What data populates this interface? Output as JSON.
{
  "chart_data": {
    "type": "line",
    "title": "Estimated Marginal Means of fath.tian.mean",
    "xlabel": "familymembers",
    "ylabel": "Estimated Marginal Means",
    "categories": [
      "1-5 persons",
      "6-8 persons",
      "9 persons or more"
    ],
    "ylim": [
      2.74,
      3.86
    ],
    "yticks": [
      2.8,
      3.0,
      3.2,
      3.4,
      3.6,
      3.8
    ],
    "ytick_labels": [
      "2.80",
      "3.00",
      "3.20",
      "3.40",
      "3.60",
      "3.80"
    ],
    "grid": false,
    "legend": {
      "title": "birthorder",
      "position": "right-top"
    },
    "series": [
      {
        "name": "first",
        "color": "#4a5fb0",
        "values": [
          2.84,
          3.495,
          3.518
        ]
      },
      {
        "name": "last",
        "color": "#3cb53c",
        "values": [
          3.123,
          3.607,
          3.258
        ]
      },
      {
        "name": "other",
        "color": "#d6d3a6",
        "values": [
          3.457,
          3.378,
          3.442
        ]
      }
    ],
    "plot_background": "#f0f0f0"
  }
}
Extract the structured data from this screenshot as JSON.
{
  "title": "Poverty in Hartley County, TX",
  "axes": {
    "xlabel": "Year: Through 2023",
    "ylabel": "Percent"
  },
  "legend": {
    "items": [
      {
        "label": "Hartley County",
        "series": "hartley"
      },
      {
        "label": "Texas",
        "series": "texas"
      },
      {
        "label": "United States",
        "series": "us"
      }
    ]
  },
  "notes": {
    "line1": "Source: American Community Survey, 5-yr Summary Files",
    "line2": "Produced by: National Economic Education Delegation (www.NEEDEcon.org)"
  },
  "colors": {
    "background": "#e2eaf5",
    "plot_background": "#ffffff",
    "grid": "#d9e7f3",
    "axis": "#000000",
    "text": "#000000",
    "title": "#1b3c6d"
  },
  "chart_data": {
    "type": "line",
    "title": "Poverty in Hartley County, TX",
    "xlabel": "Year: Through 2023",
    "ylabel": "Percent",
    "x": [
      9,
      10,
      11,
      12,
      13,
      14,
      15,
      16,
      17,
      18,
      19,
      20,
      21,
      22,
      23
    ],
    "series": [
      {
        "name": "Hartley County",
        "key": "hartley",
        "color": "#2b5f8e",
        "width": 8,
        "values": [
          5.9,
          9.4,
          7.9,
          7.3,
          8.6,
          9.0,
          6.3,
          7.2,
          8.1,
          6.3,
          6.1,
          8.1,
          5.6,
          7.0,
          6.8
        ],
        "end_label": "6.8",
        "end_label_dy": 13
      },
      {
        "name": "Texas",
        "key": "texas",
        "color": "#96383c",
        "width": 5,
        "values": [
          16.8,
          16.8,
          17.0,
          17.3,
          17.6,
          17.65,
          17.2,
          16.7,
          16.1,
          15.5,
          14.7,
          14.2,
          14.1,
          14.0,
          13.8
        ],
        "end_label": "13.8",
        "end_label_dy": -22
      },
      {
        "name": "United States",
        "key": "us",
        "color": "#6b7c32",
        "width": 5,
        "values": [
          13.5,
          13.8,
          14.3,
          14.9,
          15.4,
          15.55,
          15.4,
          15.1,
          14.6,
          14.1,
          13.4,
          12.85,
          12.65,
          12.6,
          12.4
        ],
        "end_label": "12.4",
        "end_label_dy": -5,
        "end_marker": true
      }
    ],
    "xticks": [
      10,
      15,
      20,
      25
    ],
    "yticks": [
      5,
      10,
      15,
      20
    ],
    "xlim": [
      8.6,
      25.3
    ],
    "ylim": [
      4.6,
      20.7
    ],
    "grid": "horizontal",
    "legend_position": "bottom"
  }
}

**Your task:** All lines of the data above that include the word "United" must be shown.

**Exercise response:**
        "label": "United States",
        "name": "United States",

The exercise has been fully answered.